# Written task
Extract the text of each entry below exactly, leaving every image behind.

# Rows from a figure dataset
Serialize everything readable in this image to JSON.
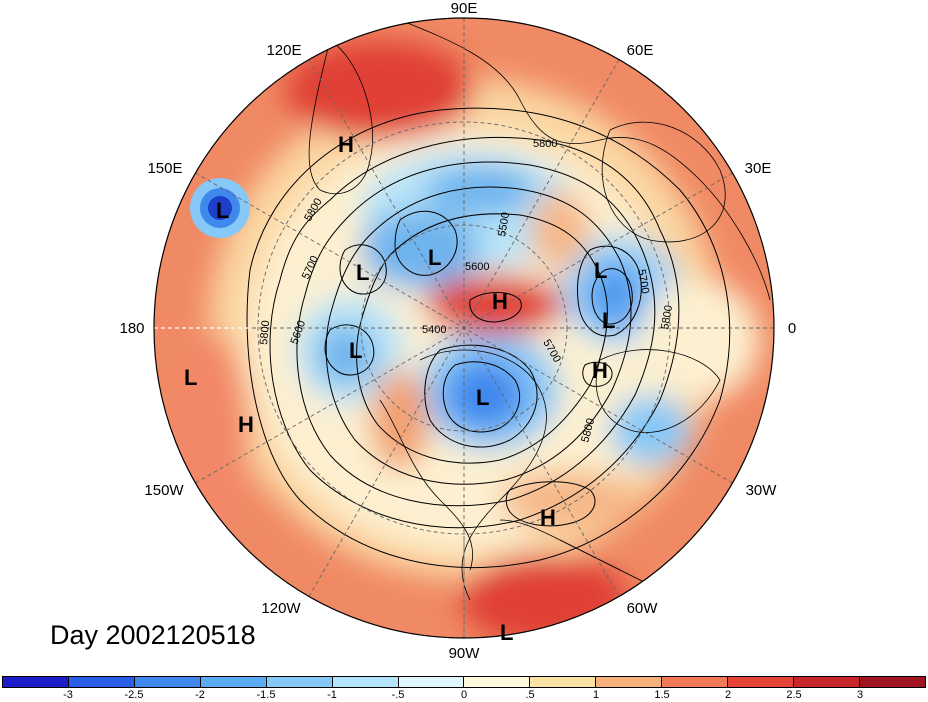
{
  "title": "Day 2002120518",
  "longitude_labels": {
    "lon_90e": "90E",
    "lon_60e": "60E",
    "lon_30e": "30E",
    "lon_0": "0",
    "lon_30w": "30W",
    "lon_60w": "60W",
    "lon_90w": "90W",
    "lon_120w": "120W",
    "lon_150w": "150W",
    "lon_180": "180",
    "lon_150e": "150E",
    "lon_120e": "120E"
  },
  "pressure_centers": [
    {
      "type": "L",
      "label": "L"
    },
    {
      "type": "L",
      "label": "L"
    },
    {
      "type": "L",
      "label": "L"
    },
    {
      "type": "L",
      "label": "L"
    },
    {
      "type": "L",
      "label": "L"
    },
    {
      "type": "L",
      "label": "L"
    },
    {
      "type": "L",
      "label": "L"
    },
    {
      "type": "L",
      "label": "L"
    },
    {
      "type": "H",
      "label": "H"
    },
    {
      "type": "H",
      "label": "H"
    },
    {
      "type": "H",
      "label": "H"
    },
    {
      "type": "H",
      "label": "H"
    },
    {
      "type": "H",
      "label": "H"
    },
    {
      "type": "L",
      "label": "L"
    }
  ],
  "contour_labels": [
    "5800",
    "5800",
    "5700",
    "5600",
    "5500",
    "5400",
    "5700",
    "5700",
    "5800",
    "5800",
    "5800",
    "5600"
  ],
  "colorbar": {
    "ticks": [
      "-3",
      "-2.5",
      "-2",
      "-1.5",
      "-1",
      "-.5",
      "0",
      ".5",
      "1",
      "1.5",
      "2",
      "2.5",
      "3"
    ],
    "colors": [
      "#1c1cc8",
      "#2a5ee6",
      "#3f88ee",
      "#5aaaf4",
      "#86c8f8",
      "#b4e4fb",
      "#e2f6fd",
      "#fdf8dc",
      "#fbe3a6",
      "#f6b07c",
      "#f07a58",
      "#e54238",
      "#c8262a",
      "#a01420"
    ]
  }
}
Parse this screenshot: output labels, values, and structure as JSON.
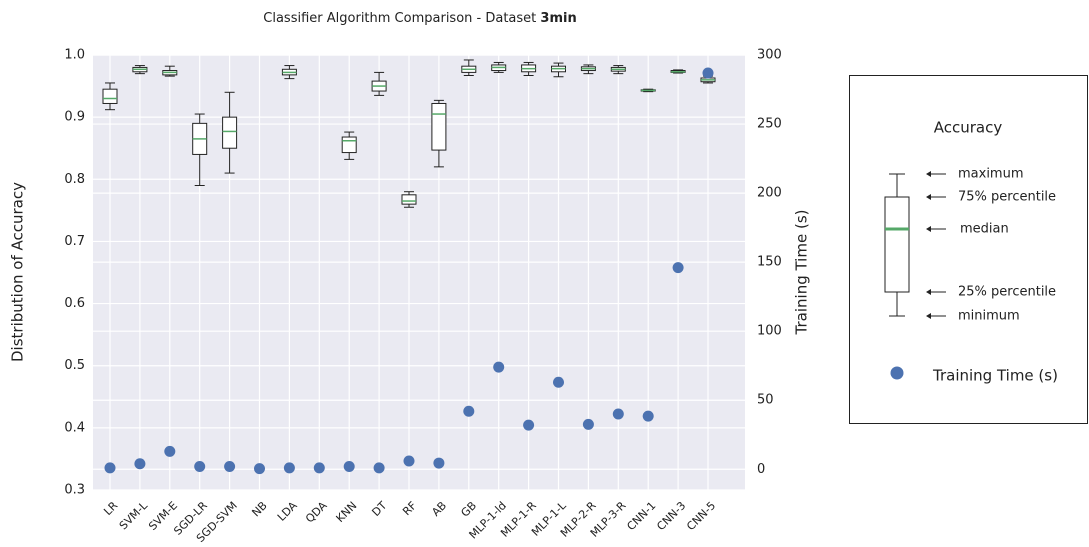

# Final result
Serialize everything readable in this image to JSON.
{
  "title": "Day 2002120518",
  "longitude_labels": {
    "lon_90e": "90E",
    "lon_60e": "60E",
    "lon_30e": "30E",
    "lon_0": "0",
    "lon_30w": "30W",
    "lon_60w": "60W",
    "lon_90w": "90W",
    "lon_120w": "120W",
    "lon_150w": "150W",
    "lon_180": "180",
    "lon_150e": "150E",
    "lon_120e": "120E"
  },
  "pressure_centers": [
    {
      "type": "L",
      "label": "L"
    },
    {
      "type": "L",
      "label": "L"
    },
    {
      "type": "L",
      "label": "L"
    },
    {
      "type": "L",
      "label": "L"
    },
    {
      "type": "L",
      "label": "L"
    },
    {
      "type": "L",
      "label": "L"
    },
    {
      "type": "L",
      "label": "L"
    },
    {
      "type": "L",
      "label": "L"
    },
    {
      "type": "H",
      "label": "H"
    },
    {
      "type": "H",
      "label": "H"
    },
    {
      "type": "H",
      "label": "H"
    },
    {
      "type": "H",
      "label": "H"
    },
    {
      "type": "H",
      "label": "H"
    },
    {
      "type": "L",
      "label": "L"
    }
  ],
  "contour_labels": [
    "5800",
    "5800",
    "5700",
    "5600",
    "5500",
    "5400",
    "5700",
    "5700",
    "5800",
    "5800",
    "5800",
    "5600"
  ],
  "colorbar": {
    "ticks": [
      "-3",
      "-2.5",
      "-2",
      "-1.5",
      "-1",
      "-.5",
      "0",
      ".5",
      "1",
      "1.5",
      "2",
      "2.5",
      "3"
    ],
    "colors": [
      "#1c1cc8",
      "#2a5ee6",
      "#3f88ee",
      "#5aaaf4",
      "#86c8f8",
      "#b4e4fb",
      "#e2f6fd",
      "#fdf8dc",
      "#fbe3a6",
      "#f6b07c",
      "#f07a58",
      "#e54238",
      "#c8262a",
      "#a01420"
    ]
  }
}
Parse this screenshot: output labels, values, and structure as JSON.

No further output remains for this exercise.